Senta und ich haben ein trauriges und doch gleichzeitig auch glückliches Jahr erlebt. Viele Tränen sind geflossen, wir haben häufig Dein Grab besucht. Ich war fast jeden Tag dort, Senta kam nur an besonderen Tagen mit – heute werden wir wieder dorthin gehen. Ich weiß, dass ich Dich dort nicht finde, aber es ist ein Ort, um mit Dir zu sprechen und auch eine Quelle der Kraft. Manchmal spürte ich Deine Zustimmung und Unterstützung und ich ging gestärkt nach Hause. Ich bin sicher, dass es Dir dort, wo Du jetzt bist, besser geht als in der Zeit zuvor – und das macht mich glücklich.

Wir haben die Feste gefeiert, wie in all den Jahren zuvor – nur ohne Dich. Aber Du warst immer dabei, in unseren Gedanken und in der Erinnerung. Und manchmal bist Du auch bei uns zu Hause – an manchen Abenden legt sich Senta direkt vor Deinen Sessel, das ist überhaupt ihr „geheiligter“ Platz. Dorthin geht sie, wenn sie etwas ganz Besonderes zum Abendessen bekommt, z.B. ein frisches Hähnchen. Und ich trinke jeden Abend ein Glas Sherry „auf diesen schönen Tag“ – genau wie wir es früher zusammen gemacht haben. Manchmal gehe ich nachts in den Garten und schaue nach dem hellsten Stern – ich stelle mir vor, dass Du uns von dort aus zusiehst. Nur in der Silvesternacht konnte ich keine Sterne sehen – das war traurig, denn ich hatte noch nie einen Jahreswechsel erlebt, ohne mit jemandem anzustoßen, den ich sehr lieb hatte.

**ERWARTETE LEISTUNG**. Setze den Text über das Trauerjahr mit Senta nach seinem letzten Satz fort.

**EXTRAHIERTE ANGABEN**.
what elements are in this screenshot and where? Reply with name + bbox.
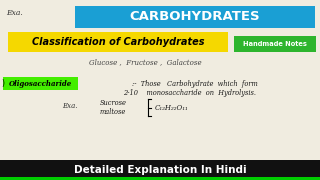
Text: Oligosaccharide: Oligosaccharide: [9, 80, 72, 87]
Text: CARBOHYDRATES: CARBOHYDRATES: [130, 10, 260, 24]
Text: Detailed Explanation In Hindi: Detailed Explanation In Hindi: [74, 165, 246, 175]
Text: maltose: maltose: [100, 108, 126, 116]
FancyBboxPatch shape: [75, 6, 315, 28]
Text: Sucrose: Sucrose: [100, 99, 127, 107]
FancyBboxPatch shape: [3, 77, 78, 90]
Text: Glucose ,  Fructose ,  Galactose: Glucose , Fructose , Galactose: [89, 58, 201, 66]
Text: 2-10    monosaccharide  on  Hydrolysis.: 2-10 monosaccharide on Hydrolysis.: [124, 89, 257, 97]
Text: C₁₂H₂₂O₁₁: C₁₂H₂₂O₁₁: [155, 104, 189, 112]
FancyBboxPatch shape: [8, 32, 228, 52]
FancyBboxPatch shape: [234, 36, 316, 52]
Text: :-  Those   Carbohydrate  which  form: :- Those Carbohydrate which form: [132, 80, 258, 88]
Text: Exa.: Exa.: [62, 102, 77, 110]
Text: Handmade Notes: Handmade Notes: [243, 41, 307, 47]
Text: Classification of Carbohydrates: Classification of Carbohydrates: [32, 37, 204, 47]
FancyBboxPatch shape: [0, 160, 320, 180]
Text: ): ): [1, 79, 4, 88]
Text: Exa.: Exa.: [6, 9, 23, 17]
FancyBboxPatch shape: [0, 177, 320, 180]
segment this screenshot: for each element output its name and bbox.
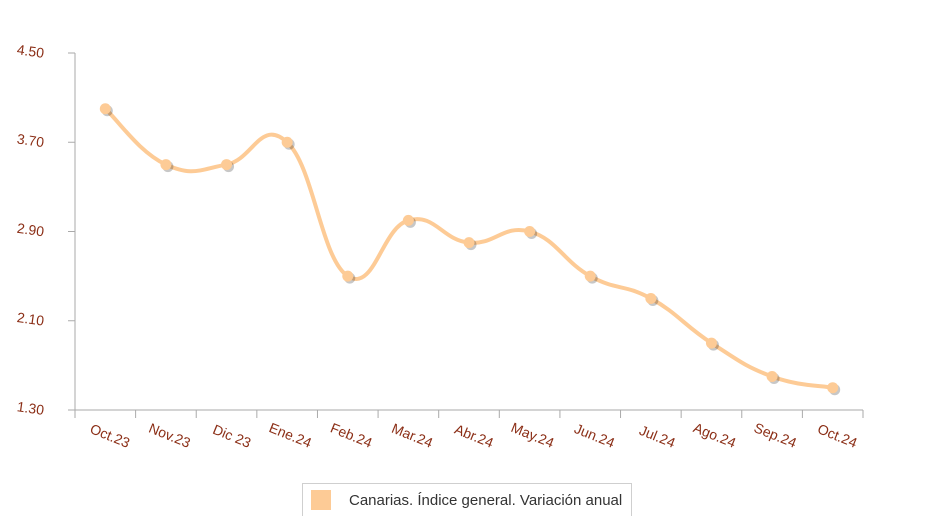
x-tick-label: Jun.24 — [572, 420, 617, 451]
x-tick-label: Ago.24 — [691, 419, 738, 451]
x-tick-label: May.24 — [509, 419, 557, 451]
data-point[interactable] — [584, 270, 596, 282]
x-tick-label: Oct.23 — [88, 420, 132, 450]
data-point[interactable] — [221, 159, 233, 171]
y-tick-label: 2.10 — [16, 309, 45, 329]
data-point[interactable] — [402, 214, 414, 226]
data-point[interactable] — [160, 159, 172, 171]
x-tick-label: Sep.24 — [752, 419, 799, 451]
x-tick-label: Jul.24 — [637, 422, 678, 451]
data-point[interactable] — [342, 270, 354, 282]
data-point[interactable] — [827, 382, 839, 394]
legend-swatch — [311, 490, 331, 510]
x-tick-label: Dic 23 — [211, 421, 254, 451]
data-point[interactable] — [99, 103, 111, 115]
y-tick-label: 3.70 — [16, 131, 45, 151]
x-tick-label: Feb.24 — [328, 420, 375, 451]
y-tick-label: 2.90 — [16, 220, 45, 240]
legend: Canarias. Índice general. Variación anua… — [302, 483, 632, 516]
x-tick-label: Ene.24 — [267, 419, 314, 451]
data-point[interactable] — [645, 292, 657, 304]
x-axis-ticks: Oct.23 Nov.23 Dic 23 Ene.24 Feb.24 Mar.24 Abr.… — [74, 410, 864, 451]
x-tick-label: Nov.23 — [147, 420, 193, 451]
data-point[interactable] — [281, 136, 293, 148]
y-tick-label: 4.50 — [16, 41, 45, 61]
data-point[interactable] — [766, 371, 778, 383]
x-tick-label: Abr.24 — [452, 421, 496, 451]
data-point[interactable] — [463, 237, 475, 249]
axes — [74, 53, 863, 411]
data-point[interactable] — [705, 337, 717, 349]
data-point[interactable] — [524, 226, 536, 237]
y-tick-label: 1.30 — [16, 398, 45, 418]
y-axis-ticks: 1.30 2.10 2.90 3.70 4.50 — [16, 41, 75, 418]
legend-label: Canarias. Índice general. Variación anua… — [349, 491, 623, 509]
x-tick-label: Mar.24 — [390, 420, 436, 451]
x-tick-label: Oct.24 — [815, 420, 859, 450]
series — [99, 103, 841, 396]
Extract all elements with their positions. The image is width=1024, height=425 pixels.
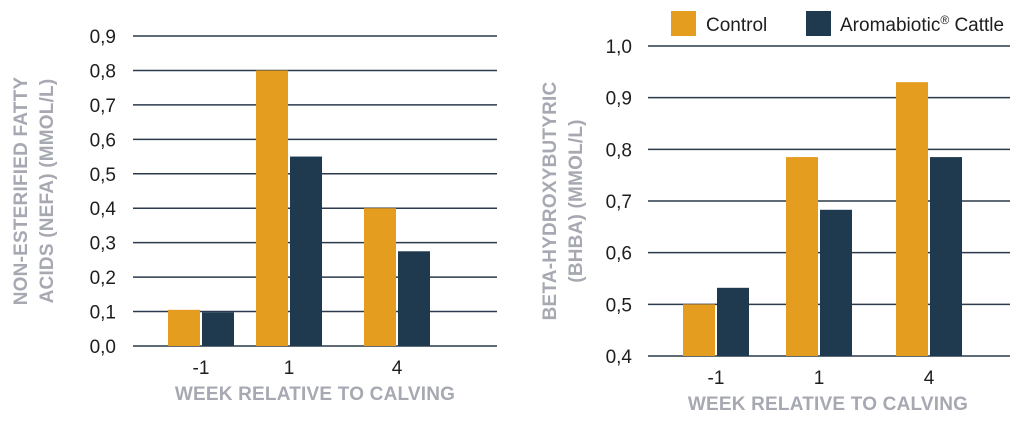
y-tick-label: 0,9 [606,89,632,110]
y-tick-label: 0,6 [90,130,116,151]
x-axis-title: WEEK RELATIVE TO CALVING [688,394,968,415]
legend-label-aromabiotic-reg: ® [940,13,949,27]
bar-aromabiotic [202,312,234,346]
legend-label-aromabiotic-name: Aromabiotic [840,15,940,36]
bar-aromabiotic [290,156,322,346]
x-axis-title: WEEK RELATIVE TO CALVING [175,384,455,405]
nefa-chart: 0,0 0,1 0,2 0,3 0,4 0,5 0,6 0,7 0,8 0,9 -1 1 4 WEEK R… [11,27,497,405]
bar-aromabiotic [717,287,749,356]
legend: Control Aromabiotic® Cattle [671,11,1004,36]
y-axis-title-line: NON-ESTERIFIED FATTY [11,77,32,306]
bhba-chart: 0,4 0,5 0,6 0,7 0,8 0,9 1,0 -1 1 4 WEEK RELATIVE T… [540,37,1010,415]
bar-control [896,82,928,357]
y-tick-label: 0,7 [606,192,632,213]
x-category-label: 4 [392,358,403,379]
legend-label-control: Control [706,15,767,36]
x-category-label: -1 [193,358,210,379]
y-tick-label: 0,6 [606,244,632,265]
y-tick-label: 0,3 [90,234,116,255]
y-tick-label: 0,4 [90,199,117,220]
bar-aromabiotic [930,157,962,356]
legend-label-aromabiotic: Aromabiotic® Cattle [840,13,1004,36]
bar-control [786,157,818,356]
y-tick-label: 0,9 [90,27,116,48]
bar-control [683,304,715,356]
y-tick-label: 0,8 [90,61,116,82]
x-category-label: 1 [814,368,825,389]
y-tick-label: 1,0 [606,37,632,58]
bar-control [364,208,396,346]
x-category-label: 4 [924,368,935,389]
legend-swatch-aromabiotic [806,11,831,36]
x-category-label: -1 [708,368,725,389]
y-tick-label: 0,8 [606,140,632,161]
y-tick-label: 0,2 [90,268,116,289]
y-tick-label: 0,1 [90,303,116,324]
legend-swatch-control [671,11,696,36]
y-axis-title-line: BETA-HYDROXYBUTYRIC [540,82,561,321]
bar-aromabiotic [820,209,852,356]
bar-control [256,70,288,346]
y-tick-label: 0,5 [90,165,116,186]
y-tick-label: 0,0 [90,337,116,358]
bar-control [168,309,200,346]
x-category-label: 1 [284,358,295,379]
y-axis-title-line: ACIDS (NEFA) (MMOL/L) [37,79,58,304]
y-tick-label: 0,4 [606,347,633,368]
y-axis-title-line: (BHBA) (MMOL/L) [566,119,587,282]
y-tick-label: 0,7 [90,96,116,117]
y-tick-label: 0,5 [606,295,632,316]
bar-aromabiotic [398,251,430,346]
legend-label-aromabiotic-suffix: Cattle [949,15,1004,36]
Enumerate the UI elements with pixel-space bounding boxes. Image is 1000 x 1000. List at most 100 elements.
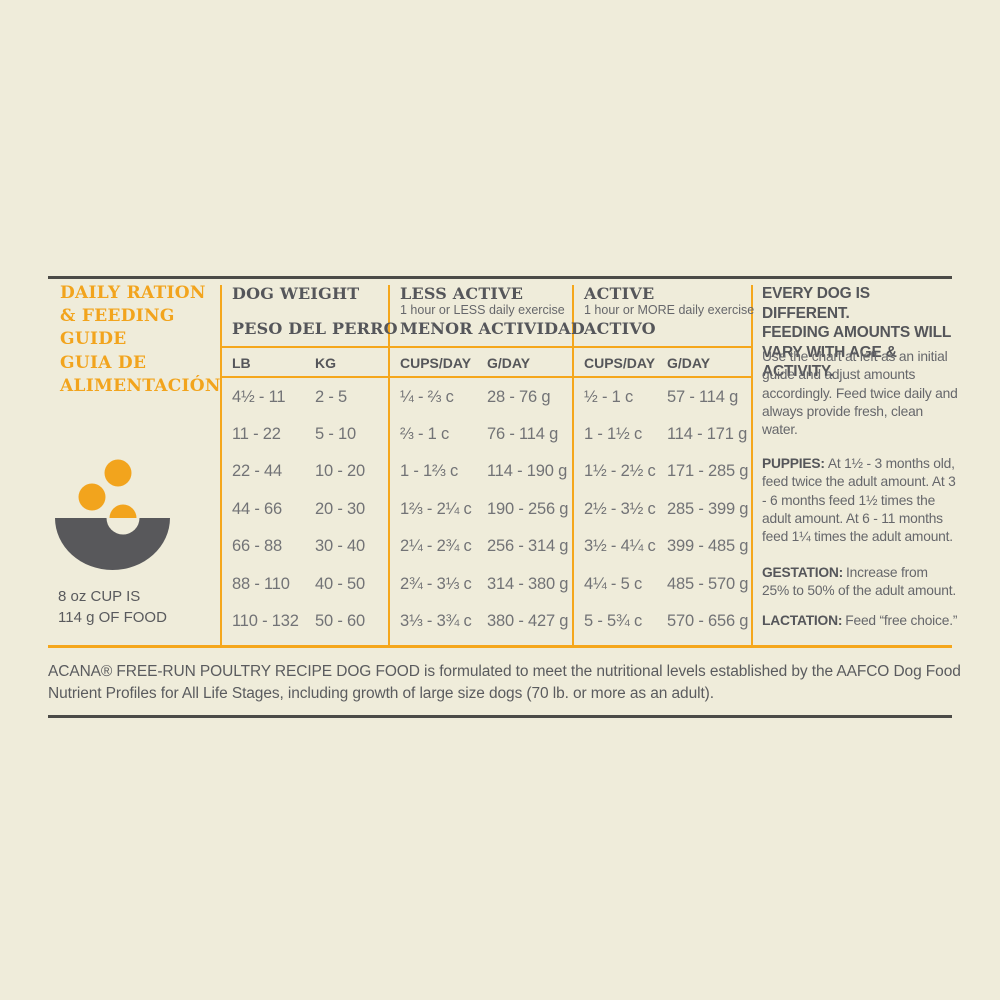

**ERGEBNIS DIESER ÜBUNG**.
Zuerst war ich traurig, weil Du all das Schöne nicht mehr miterleben konntest: wie unser „Hündchen“ erwachsen wird, wie mein Verlag wächst und Erfolge feiert, unser schönes Haus, den Garten, die Musik. Doch dann begann ich es zu genießen, und ich bin dankbar, dass ich all das Schöne durch Dich erfahren habe. Seit dem Himmelfahrtstag weiß ich, dass Musik für mich „der Himmel“ ist, und ich bin sehr glücklich darüber. Irgendwann im Herbst begann ich mich zu freuen über unser schönes Haus, den wundervollen Flügel und den Garten, an dem ich nun schon einiges verändert habe.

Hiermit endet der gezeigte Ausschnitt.